### Records supplied ###

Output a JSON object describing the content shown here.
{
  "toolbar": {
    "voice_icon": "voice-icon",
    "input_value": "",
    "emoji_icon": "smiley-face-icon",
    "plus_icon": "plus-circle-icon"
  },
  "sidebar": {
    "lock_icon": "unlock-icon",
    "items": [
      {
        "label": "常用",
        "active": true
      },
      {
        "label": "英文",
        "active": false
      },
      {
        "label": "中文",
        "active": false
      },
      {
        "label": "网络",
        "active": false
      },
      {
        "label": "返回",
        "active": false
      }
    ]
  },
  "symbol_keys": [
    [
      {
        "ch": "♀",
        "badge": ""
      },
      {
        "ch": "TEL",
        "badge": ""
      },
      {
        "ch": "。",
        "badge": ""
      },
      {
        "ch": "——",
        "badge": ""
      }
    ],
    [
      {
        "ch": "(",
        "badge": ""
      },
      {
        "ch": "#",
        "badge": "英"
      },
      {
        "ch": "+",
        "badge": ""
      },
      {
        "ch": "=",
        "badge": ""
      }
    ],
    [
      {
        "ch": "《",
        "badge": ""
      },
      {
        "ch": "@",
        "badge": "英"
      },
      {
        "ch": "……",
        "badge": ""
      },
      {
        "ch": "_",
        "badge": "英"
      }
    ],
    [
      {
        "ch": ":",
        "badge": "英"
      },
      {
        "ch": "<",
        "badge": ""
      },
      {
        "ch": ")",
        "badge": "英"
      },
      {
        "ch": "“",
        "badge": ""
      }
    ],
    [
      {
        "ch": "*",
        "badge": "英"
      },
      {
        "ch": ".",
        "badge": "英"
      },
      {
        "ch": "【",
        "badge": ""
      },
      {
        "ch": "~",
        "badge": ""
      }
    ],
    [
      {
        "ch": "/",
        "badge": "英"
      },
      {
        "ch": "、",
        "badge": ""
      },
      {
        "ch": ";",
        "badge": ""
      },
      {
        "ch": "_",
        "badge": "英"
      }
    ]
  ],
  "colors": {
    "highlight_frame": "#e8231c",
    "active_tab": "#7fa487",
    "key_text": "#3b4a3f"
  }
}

###

What you need to do: Using the records above, select and copy every line that has the word "label".

Solution to the problem:
        "label": "常用",
        "label": "英文",
        "label": "中文",
        "label": "网络",
        "label": "返回",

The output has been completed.